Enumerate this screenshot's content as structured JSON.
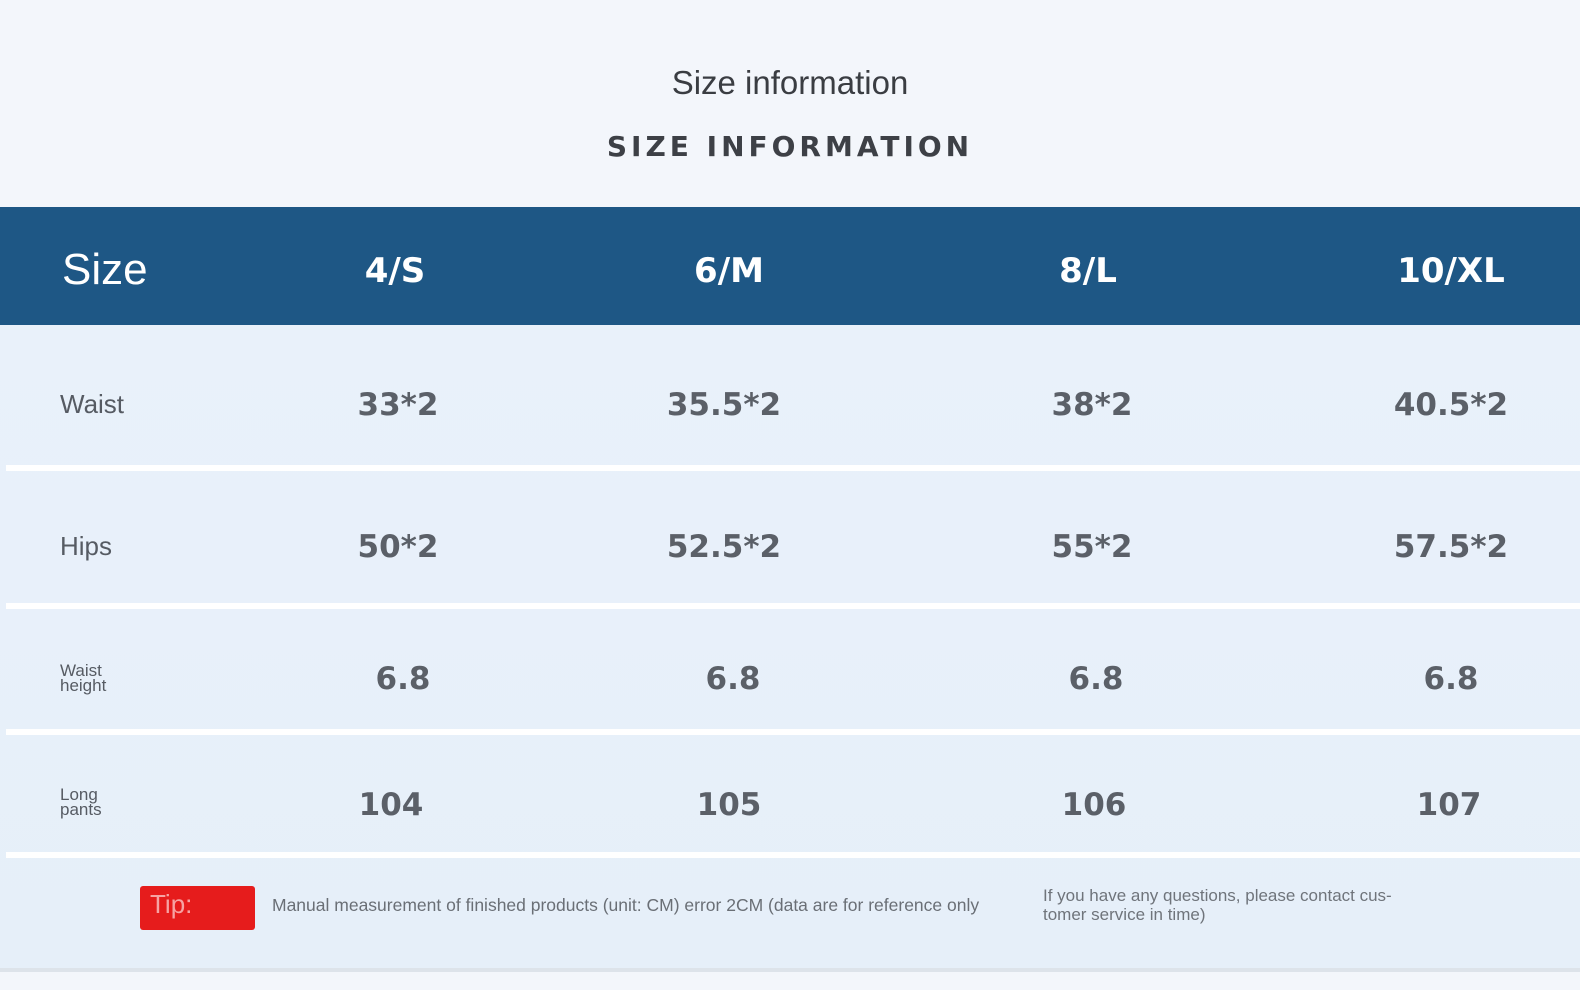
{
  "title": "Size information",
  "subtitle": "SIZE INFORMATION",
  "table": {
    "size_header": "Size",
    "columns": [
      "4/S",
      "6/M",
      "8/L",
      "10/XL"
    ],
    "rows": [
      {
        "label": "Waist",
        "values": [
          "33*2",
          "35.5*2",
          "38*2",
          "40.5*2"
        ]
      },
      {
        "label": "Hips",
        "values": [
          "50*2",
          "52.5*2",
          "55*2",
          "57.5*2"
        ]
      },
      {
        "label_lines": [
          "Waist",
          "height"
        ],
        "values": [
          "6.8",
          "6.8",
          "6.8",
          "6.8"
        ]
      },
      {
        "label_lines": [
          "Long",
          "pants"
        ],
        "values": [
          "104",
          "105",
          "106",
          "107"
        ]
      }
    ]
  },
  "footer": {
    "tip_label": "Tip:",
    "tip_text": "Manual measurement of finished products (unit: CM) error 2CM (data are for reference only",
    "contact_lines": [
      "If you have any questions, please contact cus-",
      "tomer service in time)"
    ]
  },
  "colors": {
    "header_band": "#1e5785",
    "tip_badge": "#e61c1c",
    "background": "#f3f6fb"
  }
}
--------
→ **Aim**
Using the material above, retype each entry exactly and omit the pictures.

→ **Solution to the problem**
Enumerate this screenshot's content as structured JSON.
{
  "title": "Size information",
  "subtitle": "SIZE INFORMATION",
  "table": {
    "size_header": "Size",
    "columns": [
      "4/S",
      "6/M",
      "8/L",
      "10/XL"
    ],
    "rows": [
      {
        "label": "Waist",
        "values": [
          "33*2",
          "35.5*2",
          "38*2",
          "40.5*2"
        ]
      },
      {
        "label": "Hips",
        "values": [
          "50*2",
          "52.5*2",
          "55*2",
          "57.5*2"
        ]
      },
      {
        "label_lines": [
          "Waist",
          "height"
        ],
        "values": [
          "6.8",
          "6.8",
          "6.8",
          "6.8"
        ]
      },
      {
        "label_lines": [
          "Long",
          "pants"
        ],
        "values": [
          "104",
          "105",
          "106",
          "107"
        ]
      }
    ]
  },
  "footer": {
    "tip_label": "Tip:",
    "tip_text": "Manual measurement of finished products (unit: CM) error 2CM (data are for reference only",
    "contact_lines": [
      "If you have any questions, please contact cus-",
      "tomer service in time)"
    ]
  },
  "colors": {
    "header_band": "#1e5785",
    "tip_badge": "#e61c1c",
    "background": "#f3f6fb"
  }
}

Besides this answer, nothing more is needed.